START ENTRIES SHOWN
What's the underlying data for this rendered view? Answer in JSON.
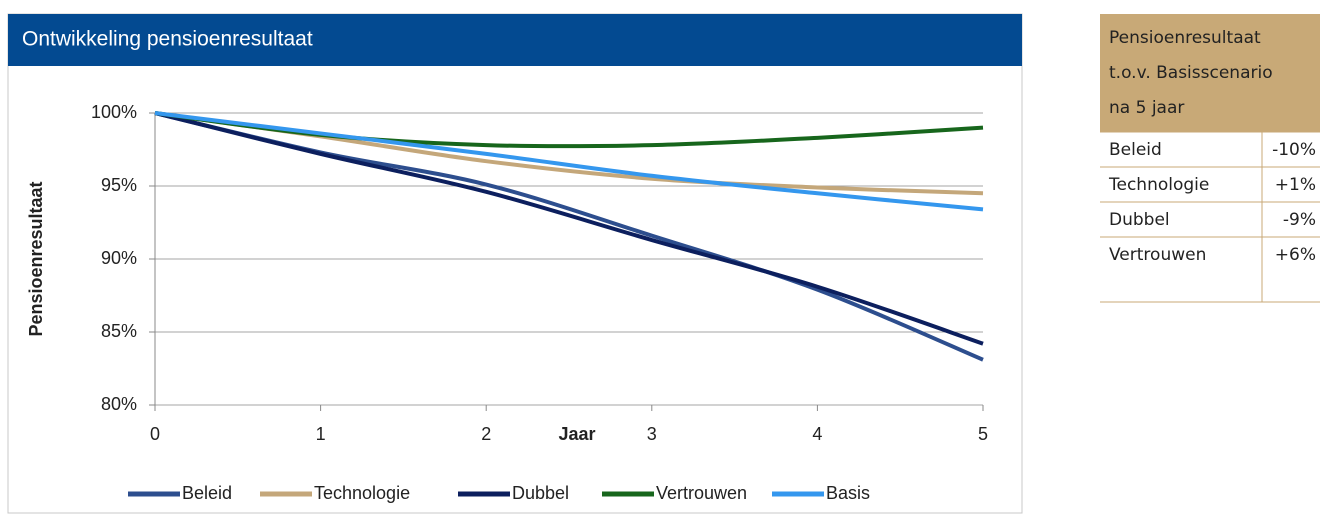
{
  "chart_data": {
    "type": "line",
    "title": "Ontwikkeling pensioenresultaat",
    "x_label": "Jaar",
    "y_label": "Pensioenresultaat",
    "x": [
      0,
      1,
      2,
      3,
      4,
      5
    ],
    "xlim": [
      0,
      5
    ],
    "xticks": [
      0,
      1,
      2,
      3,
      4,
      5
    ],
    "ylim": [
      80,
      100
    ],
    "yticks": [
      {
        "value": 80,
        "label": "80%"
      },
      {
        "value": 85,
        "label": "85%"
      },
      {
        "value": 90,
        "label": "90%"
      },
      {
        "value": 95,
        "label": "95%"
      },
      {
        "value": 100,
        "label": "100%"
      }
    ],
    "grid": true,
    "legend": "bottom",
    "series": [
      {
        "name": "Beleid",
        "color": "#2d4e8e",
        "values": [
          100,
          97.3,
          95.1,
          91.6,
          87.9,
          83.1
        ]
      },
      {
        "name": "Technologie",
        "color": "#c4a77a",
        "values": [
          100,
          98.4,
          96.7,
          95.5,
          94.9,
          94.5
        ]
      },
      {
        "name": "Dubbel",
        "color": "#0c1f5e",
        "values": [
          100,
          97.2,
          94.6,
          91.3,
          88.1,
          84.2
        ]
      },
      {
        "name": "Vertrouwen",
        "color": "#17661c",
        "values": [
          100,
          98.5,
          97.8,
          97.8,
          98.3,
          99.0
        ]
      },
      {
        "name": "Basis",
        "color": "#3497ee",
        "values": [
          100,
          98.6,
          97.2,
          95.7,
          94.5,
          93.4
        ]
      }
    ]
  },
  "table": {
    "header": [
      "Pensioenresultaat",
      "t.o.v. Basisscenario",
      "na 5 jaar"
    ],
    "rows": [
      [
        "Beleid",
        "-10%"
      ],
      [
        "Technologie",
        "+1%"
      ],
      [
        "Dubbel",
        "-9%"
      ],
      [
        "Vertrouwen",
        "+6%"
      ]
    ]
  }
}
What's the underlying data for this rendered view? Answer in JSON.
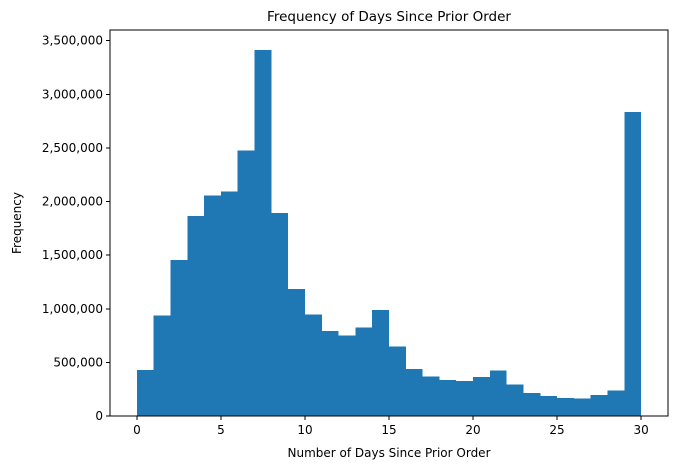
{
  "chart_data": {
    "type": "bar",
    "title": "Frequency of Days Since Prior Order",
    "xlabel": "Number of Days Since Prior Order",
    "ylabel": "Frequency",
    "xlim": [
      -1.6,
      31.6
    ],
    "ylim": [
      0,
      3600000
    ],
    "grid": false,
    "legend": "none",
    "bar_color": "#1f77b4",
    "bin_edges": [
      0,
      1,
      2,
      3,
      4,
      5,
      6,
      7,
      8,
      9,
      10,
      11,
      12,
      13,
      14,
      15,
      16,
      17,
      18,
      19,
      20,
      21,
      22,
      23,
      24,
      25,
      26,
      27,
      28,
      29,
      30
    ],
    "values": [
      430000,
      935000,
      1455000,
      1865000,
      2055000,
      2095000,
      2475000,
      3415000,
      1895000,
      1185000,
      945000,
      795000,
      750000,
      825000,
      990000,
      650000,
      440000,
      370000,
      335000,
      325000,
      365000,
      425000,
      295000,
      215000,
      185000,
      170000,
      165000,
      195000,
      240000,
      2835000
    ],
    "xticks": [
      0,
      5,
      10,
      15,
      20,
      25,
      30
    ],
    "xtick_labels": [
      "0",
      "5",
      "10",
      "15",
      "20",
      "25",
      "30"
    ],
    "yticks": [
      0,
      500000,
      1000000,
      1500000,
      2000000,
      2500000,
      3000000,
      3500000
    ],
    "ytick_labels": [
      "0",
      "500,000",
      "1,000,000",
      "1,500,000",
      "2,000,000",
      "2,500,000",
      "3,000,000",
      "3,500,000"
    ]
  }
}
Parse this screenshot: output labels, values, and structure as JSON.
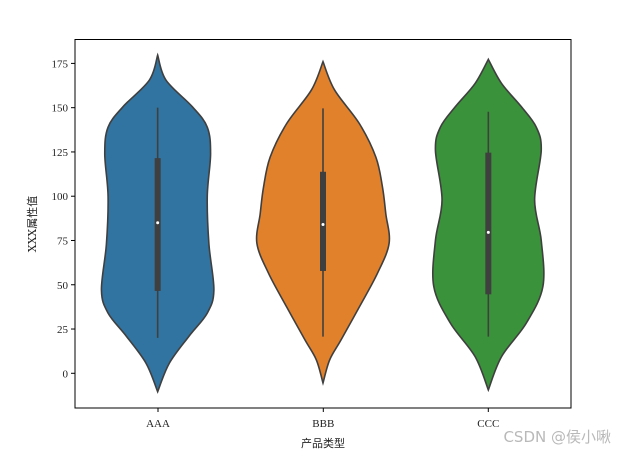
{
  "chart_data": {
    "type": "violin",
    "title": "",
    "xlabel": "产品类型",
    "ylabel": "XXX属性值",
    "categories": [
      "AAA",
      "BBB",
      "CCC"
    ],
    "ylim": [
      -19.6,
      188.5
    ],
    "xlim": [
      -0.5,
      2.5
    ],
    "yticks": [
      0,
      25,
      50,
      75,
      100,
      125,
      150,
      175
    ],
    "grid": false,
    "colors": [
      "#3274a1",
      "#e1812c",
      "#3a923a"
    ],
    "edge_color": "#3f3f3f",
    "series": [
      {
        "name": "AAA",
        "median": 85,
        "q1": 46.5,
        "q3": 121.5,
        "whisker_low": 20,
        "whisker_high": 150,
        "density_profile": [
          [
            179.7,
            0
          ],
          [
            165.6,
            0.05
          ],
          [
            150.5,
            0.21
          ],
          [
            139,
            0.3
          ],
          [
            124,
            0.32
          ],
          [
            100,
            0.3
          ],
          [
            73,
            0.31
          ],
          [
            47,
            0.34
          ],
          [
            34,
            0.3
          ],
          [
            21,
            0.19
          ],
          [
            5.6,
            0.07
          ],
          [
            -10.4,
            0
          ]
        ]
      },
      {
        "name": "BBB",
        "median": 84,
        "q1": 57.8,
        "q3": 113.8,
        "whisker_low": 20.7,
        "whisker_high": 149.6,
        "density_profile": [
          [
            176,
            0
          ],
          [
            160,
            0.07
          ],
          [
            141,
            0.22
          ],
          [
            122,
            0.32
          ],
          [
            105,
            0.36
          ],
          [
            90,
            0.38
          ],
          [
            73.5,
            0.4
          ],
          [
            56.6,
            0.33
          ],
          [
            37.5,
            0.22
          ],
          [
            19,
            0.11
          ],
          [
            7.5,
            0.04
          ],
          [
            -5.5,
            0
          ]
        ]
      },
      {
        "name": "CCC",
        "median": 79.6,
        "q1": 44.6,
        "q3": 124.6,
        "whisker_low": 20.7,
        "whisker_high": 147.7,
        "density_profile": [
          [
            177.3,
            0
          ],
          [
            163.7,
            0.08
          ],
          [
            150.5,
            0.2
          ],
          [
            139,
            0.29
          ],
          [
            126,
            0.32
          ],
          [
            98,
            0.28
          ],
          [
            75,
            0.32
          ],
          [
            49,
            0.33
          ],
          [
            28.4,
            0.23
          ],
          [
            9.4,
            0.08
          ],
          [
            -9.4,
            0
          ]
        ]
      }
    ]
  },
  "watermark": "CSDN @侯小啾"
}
END ENTRIES SHOWN
= WHAT IS BEING ASKED =
Output the material word for word, omitting its pictures.

= ANSWER FOR THE TASK =
What's the underlying data for this rendered view? Answer in JSON.
{
  "chart_data": {
    "type": "line",
    "title": "Ontwikkeling pensioenresultaat",
    "x_label": "Jaar",
    "y_label": "Pensioenresultaat",
    "x": [
      0,
      1,
      2,
      3,
      4,
      5
    ],
    "xlim": [
      0,
      5
    ],
    "xticks": [
      0,
      1,
      2,
      3,
      4,
      5
    ],
    "ylim": [
      80,
      100
    ],
    "yticks": [
      {
        "value": 80,
        "label": "80%"
      },
      {
        "value": 85,
        "label": "85%"
      },
      {
        "value": 90,
        "label": "90%"
      },
      {
        "value": 95,
        "label": "95%"
      },
      {
        "value": 100,
        "label": "100%"
      }
    ],
    "grid": true,
    "legend": "bottom",
    "series": [
      {
        "name": "Beleid",
        "color": "#2d4e8e",
        "values": [
          100,
          97.3,
          95.1,
          91.6,
          87.9,
          83.1
        ]
      },
      {
        "name": "Technologie",
        "color": "#c4a77a",
        "values": [
          100,
          98.4,
          96.7,
          95.5,
          94.9,
          94.5
        ]
      },
      {
        "name": "Dubbel",
        "color": "#0c1f5e",
        "values": [
          100,
          97.2,
          94.6,
          91.3,
          88.1,
          84.2
        ]
      },
      {
        "name": "Vertrouwen",
        "color": "#17661c",
        "values": [
          100,
          98.5,
          97.8,
          97.8,
          98.3,
          99.0
        ]
      },
      {
        "name": "Basis",
        "color": "#3497ee",
        "values": [
          100,
          98.6,
          97.2,
          95.7,
          94.5,
          93.4
        ]
      }
    ]
  },
  "table": {
    "header": [
      "Pensioenresultaat",
      "t.o.v. Basisscenario",
      "na 5 jaar"
    ],
    "rows": [
      [
        "Beleid",
        "-10%"
      ],
      [
        "Technologie",
        "+1%"
      ],
      [
        "Dubbel",
        "-9%"
      ],
      [
        "Vertrouwen",
        "+6%"
      ]
    ]
  }
}
What's the underlying data for this rendered view? Answer in JSON.
{
  "chart_data": {
    "type": "bar",
    "title": "Frequency of Days Since Prior Order",
    "xlabel": "Number of Days Since Prior Order",
    "ylabel": "Frequency",
    "xlim": [
      -1.6,
      31.6
    ],
    "ylim": [
      0,
      3600000
    ],
    "grid": false,
    "legend": "none",
    "bar_color": "#1f77b4",
    "bin_edges": [
      0,
      1,
      2,
      3,
      4,
      5,
      6,
      7,
      8,
      9,
      10,
      11,
      12,
      13,
      14,
      15,
      16,
      17,
      18,
      19,
      20,
      21,
      22,
      23,
      24,
      25,
      26,
      27,
      28,
      29,
      30
    ],
    "values": [
      430000,
      935000,
      1455000,
      1865000,
      2055000,
      2095000,
      2475000,
      3415000,
      1895000,
      1185000,
      945000,
      795000,
      750000,
      825000,
      990000,
      650000,
      440000,
      370000,
      335000,
      325000,
      365000,
      425000,
      295000,
      215000,
      185000,
      170000,
      165000,
      195000,
      240000,
      2835000
    ],
    "xticks": [
      0,
      5,
      10,
      15,
      20,
      25,
      30
    ],
    "xtick_labels": [
      "0",
      "5",
      "10",
      "15",
      "20",
      "25",
      "30"
    ],
    "yticks": [
      0,
      500000,
      1000000,
      1500000,
      2000000,
      2500000,
      3000000,
      3500000
    ],
    "ytick_labels": [
      "0",
      "500,000",
      "1,000,000",
      "1,500,000",
      "2,000,000",
      "2,500,000",
      "3,000,000",
      "3,500,000"
    ]
  }
}
Parse this screenshot: output labels, values, and structure as JSON.
{
  "chart_data": {
    "type": "violin",
    "title": "",
    "xlabel": "产品类型",
    "ylabel": "XXX属性值",
    "categories": [
      "AAA",
      "BBB",
      "CCC"
    ],
    "ylim": [
      -19.6,
      188.5
    ],
    "xlim": [
      -0.5,
      2.5
    ],
    "yticks": [
      0,
      25,
      50,
      75,
      100,
      125,
      150,
      175
    ],
    "grid": false,
    "colors": [
      "#3274a1",
      "#e1812c",
      "#3a923a"
    ],
    "edge_color": "#3f3f3f",
    "series": [
      {
        "name": "AAA",
        "median": 85,
        "q1": 46.5,
        "q3": 121.5,
        "whisker_low": 20,
        "whisker_high": 150,
        "density_profile": [
          [
            179.7,
            0
          ],
          [
            165.6,
            0.05
          ],
          [
            150.5,
            0.21
          ],
          [
            139,
            0.3
          ],
          [
            124,
            0.32
          ],
          [
            100,
            0.3
          ],
          [
            73,
            0.31
          ],
          [
            47,
            0.34
          ],
          [
            34,
            0.3
          ],
          [
            21,
            0.19
          ],
          [
            5.6,
            0.07
          ],
          [
            -10.4,
            0
          ]
        ]
      },
      {
        "name": "BBB",
        "median": 84,
        "q1": 57.8,
        "q3": 113.8,
        "whisker_low": 20.7,
        "whisker_high": 149.6,
        "density_profile": [
          [
            176,
            0
          ],
          [
            160,
            0.07
          ],
          [
            141,
            0.22
          ],
          [
            122,
            0.32
          ],
          [
            105,
            0.36
          ],
          [
            90,
            0.38
          ],
          [
            73.5,
            0.4
          ],
          [
            56.6,
            0.33
          ],
          [
            37.5,
            0.22
          ],
          [
            19,
            0.11
          ],
          [
            7.5,
            0.04
          ],
          [
            -5.5,
            0
          ]
        ]
      },
      {
        "name": "CCC",
        "median": 79.6,
        "q1": 44.6,
        "q3": 124.6,
        "whisker_low": 20.7,
        "whisker_high": 147.7,
        "density_profile": [
          [
            177.3,
            0
          ],
          [
            163.7,
            0.08
          ],
          [
            150.5,
            0.2
          ],
          [
            139,
            0.29
          ],
          [
            126,
            0.32
          ],
          [
            98,
            0.28
          ],
          [
            75,
            0.32
          ],
          [
            49,
            0.33
          ],
          [
            28.4,
            0.23
          ],
          [
            9.4,
            0.08
          ],
          [
            -9.4,
            0
          ]
        ]
      }
    ]
  },
  "watermark": "CSDN @侯小啾"
}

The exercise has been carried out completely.